Dataset entries
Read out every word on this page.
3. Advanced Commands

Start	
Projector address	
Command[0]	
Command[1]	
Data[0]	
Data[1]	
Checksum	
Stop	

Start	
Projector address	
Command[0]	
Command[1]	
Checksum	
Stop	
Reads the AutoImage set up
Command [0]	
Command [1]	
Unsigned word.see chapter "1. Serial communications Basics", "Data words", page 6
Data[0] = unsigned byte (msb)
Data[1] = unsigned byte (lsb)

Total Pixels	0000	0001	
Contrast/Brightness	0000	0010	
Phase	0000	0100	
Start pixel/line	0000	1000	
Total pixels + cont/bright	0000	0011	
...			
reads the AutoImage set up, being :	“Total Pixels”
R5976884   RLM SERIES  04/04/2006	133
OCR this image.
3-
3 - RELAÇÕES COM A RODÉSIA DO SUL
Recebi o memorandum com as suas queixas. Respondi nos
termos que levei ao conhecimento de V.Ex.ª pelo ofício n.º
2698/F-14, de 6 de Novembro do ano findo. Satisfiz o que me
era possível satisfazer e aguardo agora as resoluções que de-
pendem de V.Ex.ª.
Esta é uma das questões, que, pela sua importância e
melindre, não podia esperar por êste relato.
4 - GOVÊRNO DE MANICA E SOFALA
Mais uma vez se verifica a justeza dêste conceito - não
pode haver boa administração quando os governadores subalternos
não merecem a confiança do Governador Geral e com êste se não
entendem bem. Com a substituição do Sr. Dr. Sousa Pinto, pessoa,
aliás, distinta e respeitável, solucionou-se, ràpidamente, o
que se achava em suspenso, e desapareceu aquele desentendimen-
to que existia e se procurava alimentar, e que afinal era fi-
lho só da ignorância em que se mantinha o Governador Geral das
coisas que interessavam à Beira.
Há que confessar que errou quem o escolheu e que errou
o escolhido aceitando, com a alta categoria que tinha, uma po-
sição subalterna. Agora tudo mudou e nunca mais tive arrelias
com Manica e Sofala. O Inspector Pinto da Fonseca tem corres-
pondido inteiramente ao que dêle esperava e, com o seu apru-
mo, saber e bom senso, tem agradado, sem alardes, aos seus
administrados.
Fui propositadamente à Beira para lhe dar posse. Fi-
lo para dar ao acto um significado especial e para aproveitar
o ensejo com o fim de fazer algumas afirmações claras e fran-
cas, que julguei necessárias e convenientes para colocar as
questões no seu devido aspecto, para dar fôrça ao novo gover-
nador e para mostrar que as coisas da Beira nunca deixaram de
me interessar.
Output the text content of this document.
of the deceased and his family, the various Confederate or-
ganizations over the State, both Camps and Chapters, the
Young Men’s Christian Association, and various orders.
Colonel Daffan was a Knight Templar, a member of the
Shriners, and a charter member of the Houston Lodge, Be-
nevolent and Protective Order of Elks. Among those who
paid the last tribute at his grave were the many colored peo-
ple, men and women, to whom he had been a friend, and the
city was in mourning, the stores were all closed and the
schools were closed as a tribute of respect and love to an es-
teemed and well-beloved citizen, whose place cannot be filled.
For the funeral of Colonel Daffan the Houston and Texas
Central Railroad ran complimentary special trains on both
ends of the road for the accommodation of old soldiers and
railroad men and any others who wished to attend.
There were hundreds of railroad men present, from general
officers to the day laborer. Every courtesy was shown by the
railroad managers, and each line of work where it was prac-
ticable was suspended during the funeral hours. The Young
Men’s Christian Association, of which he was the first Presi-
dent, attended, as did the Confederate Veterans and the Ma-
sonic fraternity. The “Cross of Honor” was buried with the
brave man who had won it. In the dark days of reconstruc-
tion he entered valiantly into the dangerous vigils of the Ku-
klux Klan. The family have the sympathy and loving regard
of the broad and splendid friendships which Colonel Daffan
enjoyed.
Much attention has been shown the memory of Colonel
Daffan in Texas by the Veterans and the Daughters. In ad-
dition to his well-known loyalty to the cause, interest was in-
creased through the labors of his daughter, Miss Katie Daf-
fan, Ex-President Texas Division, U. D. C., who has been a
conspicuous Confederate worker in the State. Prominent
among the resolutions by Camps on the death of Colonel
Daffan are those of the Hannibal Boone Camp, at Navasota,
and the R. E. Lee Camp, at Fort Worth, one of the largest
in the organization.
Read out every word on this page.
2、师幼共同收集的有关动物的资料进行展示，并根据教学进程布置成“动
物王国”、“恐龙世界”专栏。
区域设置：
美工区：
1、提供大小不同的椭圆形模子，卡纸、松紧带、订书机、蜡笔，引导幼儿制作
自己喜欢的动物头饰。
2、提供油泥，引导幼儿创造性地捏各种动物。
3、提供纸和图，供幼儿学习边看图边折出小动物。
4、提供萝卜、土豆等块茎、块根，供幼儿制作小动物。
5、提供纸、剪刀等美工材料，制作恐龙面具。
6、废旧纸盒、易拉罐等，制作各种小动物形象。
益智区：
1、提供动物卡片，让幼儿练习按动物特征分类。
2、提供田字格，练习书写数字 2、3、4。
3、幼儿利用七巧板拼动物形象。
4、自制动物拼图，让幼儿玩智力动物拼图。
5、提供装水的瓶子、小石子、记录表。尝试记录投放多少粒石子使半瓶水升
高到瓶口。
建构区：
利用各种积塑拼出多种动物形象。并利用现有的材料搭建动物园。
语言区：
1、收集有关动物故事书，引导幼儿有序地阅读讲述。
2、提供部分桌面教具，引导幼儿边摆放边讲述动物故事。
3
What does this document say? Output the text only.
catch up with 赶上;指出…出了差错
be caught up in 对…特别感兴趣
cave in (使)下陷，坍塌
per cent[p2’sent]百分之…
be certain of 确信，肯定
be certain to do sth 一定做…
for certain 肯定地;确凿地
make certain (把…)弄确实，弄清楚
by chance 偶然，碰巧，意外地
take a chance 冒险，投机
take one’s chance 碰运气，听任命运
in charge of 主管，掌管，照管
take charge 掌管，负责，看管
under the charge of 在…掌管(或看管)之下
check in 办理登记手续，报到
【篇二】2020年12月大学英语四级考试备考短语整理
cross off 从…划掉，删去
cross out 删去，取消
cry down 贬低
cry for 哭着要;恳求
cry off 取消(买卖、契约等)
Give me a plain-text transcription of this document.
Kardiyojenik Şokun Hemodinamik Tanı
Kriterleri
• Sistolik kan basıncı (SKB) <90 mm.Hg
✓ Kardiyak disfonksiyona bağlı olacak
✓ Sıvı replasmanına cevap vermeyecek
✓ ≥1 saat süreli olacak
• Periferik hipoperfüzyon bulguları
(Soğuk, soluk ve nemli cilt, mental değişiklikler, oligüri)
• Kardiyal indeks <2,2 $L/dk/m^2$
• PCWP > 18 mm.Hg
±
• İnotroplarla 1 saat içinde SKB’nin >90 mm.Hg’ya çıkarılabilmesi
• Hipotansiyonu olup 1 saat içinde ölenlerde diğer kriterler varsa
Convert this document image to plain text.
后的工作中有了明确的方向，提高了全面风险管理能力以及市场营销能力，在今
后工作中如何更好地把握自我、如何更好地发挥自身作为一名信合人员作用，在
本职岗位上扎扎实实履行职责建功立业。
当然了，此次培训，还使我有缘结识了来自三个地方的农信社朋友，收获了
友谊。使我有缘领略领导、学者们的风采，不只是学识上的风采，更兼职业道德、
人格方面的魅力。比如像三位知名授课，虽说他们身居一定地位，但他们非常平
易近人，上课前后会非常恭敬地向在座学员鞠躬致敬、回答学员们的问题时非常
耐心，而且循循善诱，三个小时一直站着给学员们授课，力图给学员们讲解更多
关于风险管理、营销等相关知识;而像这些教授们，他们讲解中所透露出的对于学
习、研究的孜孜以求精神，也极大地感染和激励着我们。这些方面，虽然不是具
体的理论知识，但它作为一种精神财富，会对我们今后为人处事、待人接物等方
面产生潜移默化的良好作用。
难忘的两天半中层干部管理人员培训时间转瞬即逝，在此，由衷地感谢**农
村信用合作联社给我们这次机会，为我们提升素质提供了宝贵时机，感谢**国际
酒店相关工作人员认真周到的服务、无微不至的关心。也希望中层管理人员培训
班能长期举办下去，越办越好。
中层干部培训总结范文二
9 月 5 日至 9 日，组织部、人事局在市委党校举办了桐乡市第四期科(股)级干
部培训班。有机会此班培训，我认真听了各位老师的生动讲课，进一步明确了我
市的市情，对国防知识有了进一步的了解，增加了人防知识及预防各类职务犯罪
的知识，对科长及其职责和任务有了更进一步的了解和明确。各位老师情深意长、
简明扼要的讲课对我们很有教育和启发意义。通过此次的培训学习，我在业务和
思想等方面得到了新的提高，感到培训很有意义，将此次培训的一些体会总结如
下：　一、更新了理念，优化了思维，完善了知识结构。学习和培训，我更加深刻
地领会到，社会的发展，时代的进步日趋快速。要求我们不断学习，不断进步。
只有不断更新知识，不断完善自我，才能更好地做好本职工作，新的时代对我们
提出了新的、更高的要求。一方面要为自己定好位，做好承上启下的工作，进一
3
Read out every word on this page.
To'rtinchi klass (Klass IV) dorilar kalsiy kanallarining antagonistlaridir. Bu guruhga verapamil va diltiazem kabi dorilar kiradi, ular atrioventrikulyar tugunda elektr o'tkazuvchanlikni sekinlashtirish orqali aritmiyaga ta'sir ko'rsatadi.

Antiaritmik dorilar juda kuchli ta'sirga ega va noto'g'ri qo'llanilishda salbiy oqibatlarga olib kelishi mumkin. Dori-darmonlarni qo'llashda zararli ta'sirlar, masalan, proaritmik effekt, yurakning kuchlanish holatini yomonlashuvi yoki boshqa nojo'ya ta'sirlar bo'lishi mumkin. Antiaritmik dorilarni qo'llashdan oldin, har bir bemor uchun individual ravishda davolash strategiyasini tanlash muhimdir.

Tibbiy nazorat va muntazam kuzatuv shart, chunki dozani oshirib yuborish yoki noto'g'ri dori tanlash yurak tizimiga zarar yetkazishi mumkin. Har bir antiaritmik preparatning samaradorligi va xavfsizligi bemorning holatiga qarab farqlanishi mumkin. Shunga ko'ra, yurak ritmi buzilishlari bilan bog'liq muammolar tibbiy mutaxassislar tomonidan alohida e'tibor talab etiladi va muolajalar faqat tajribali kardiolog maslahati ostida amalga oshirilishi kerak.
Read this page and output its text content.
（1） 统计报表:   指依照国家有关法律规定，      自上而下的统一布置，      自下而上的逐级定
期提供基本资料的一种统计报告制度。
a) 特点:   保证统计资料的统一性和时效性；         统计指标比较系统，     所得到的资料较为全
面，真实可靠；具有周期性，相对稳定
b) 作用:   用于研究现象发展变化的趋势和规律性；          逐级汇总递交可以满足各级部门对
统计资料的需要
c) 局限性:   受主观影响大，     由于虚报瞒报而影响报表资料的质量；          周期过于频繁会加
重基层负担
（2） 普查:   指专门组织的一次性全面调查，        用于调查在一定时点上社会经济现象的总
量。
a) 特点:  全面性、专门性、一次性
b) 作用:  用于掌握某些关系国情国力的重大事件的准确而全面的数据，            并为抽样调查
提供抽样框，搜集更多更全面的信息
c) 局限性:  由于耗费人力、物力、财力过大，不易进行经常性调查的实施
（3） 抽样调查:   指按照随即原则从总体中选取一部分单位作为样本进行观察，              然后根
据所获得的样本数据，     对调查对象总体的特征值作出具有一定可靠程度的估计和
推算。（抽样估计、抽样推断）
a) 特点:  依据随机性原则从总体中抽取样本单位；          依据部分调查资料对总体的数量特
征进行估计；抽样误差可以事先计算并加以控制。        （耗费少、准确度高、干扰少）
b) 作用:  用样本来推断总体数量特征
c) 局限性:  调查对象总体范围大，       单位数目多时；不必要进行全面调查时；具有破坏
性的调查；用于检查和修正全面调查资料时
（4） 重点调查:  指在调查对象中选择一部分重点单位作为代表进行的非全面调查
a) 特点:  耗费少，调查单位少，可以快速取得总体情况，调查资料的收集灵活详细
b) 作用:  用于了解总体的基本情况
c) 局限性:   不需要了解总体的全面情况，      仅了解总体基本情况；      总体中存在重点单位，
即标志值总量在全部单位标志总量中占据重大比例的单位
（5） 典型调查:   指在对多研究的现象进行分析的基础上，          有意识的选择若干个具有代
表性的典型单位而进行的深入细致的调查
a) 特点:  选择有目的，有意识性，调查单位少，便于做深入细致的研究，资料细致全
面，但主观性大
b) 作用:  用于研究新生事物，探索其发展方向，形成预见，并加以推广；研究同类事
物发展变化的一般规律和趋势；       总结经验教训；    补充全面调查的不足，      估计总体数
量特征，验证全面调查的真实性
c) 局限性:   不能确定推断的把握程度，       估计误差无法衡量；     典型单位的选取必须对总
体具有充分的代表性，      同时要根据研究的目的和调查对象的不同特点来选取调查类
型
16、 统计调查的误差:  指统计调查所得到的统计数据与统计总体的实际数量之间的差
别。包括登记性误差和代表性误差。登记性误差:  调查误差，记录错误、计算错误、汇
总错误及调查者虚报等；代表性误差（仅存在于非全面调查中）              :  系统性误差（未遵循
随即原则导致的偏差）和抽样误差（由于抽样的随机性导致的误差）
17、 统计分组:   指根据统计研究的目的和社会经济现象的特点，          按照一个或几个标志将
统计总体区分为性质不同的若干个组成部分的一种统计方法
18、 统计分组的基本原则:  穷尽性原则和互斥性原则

WRITTEN TASK: Every line from the one containing "Read this page and output its text content." through the end of the entries above must be echoed exactly, with both ends kept.

REPLY:
Read this page and output its text content.
（1） 统计报表:   指依照国家有关法律规定，      自上而下的统一布置，      自下而上的逐级定
期提供基本资料的一种统计报告制度。
a) 特点:   保证统计资料的统一性和时效性；         统计指标比较系统，     所得到的资料较为全
面，真实可靠；具有周期性，相对稳定
b) 作用:   用于研究现象发展变化的趋势和规律性；          逐级汇总递交可以满足各级部门对
统计资料的需要
c) 局限性:   受主观影响大，     由于虚报瞒报而影响报表资料的质量；          周期过于频繁会加
重基层负担
（2） 普查:   指专门组织的一次性全面调查，        用于调查在一定时点上社会经济现象的总
量。
a) 特点:  全面性、专门性、一次性
b) 作用:  用于掌握某些关系国情国力的重大事件的准确而全面的数据，            并为抽样调查
提供抽样框，搜集更多更全面的信息
c) 局限性:  由于耗费人力、物力、财力过大，不易进行经常性调查的实施
（3） 抽样调查:   指按照随即原则从总体中选取一部分单位作为样本进行观察，              然后根
据所获得的样本数据，     对调查对象总体的特征值作出具有一定可靠程度的估计和
推算。（抽样估计、抽样推断）
a) 特点:  依据随机性原则从总体中抽取样本单位；          依据部分调查资料对总体的数量特
征进行估计；抽样误差可以事先计算并加以控制。        （耗费少、准确度高、干扰少）
b) 作用:  用样本来推断总体数量特征
c) 局限性:  调查对象总体范围大，       单位数目多时；不必要进行全面调查时；具有破坏
性的调查；用于检查和修正全面调查资料时
（4） 重点调查:  指在调查对象中选择一部分重点单位作为代表进行的非全面调查
a) 特点:  耗费少，调查单位少，可以快速取得总体情况，调查资料的收集灵活详细
b) 作用:  用于了解总体的基本情况
c) 局限性:   不需要了解总体的全面情况，      仅了解总体基本情况；      总体中存在重点单位，
即标志值总量在全部单位标志总量中占据重大比例的单位
（5） 典型调查:   指在对多研究的现象进行分析的基础上，          有意识的选择若干个具有代
表性的典型单位而进行的深入细致的调查
a) 特点:  选择有目的，有意识性，调查单位少，便于做深入细致的研究，资料细致全
面，但主观性大
b) 作用:  用于研究新生事物，探索其发展方向，形成预见，并加以推广；研究同类事
物发展变化的一般规律和趋势；       总结经验教训；    补充全面调查的不足，      估计总体数
量特征，验证全面调查的真实性
c) 局限性:   不能确定推断的把握程度，       估计误差无法衡量；     典型单位的选取必须对总
体具有充分的代表性，      同时要根据研究的目的和调查对象的不同特点来选取调查类
型
16、 统计调查的误差:  指统计调查所得到的统计数据与统计总体的实际数量之间的差
别。包括登记性误差和代表性误差。登记性误差:  调查误差，记录错误、计算错误、汇
总错误及调查者虚报等；代表性误差（仅存在于非全面调查中）              :  系统性误差（未遵循
随即原则导致的偏差）和抽样误差（由于抽样的随机性导致的误差）
17、 统计分组:   指根据统计研究的目的和社会经济现象的特点，          按照一个或几个标志将
统计总体区分为性质不同的若干个组成部分的一种统计方法
18、 统计分组的基本原则:  穷尽性原则和互斥性原则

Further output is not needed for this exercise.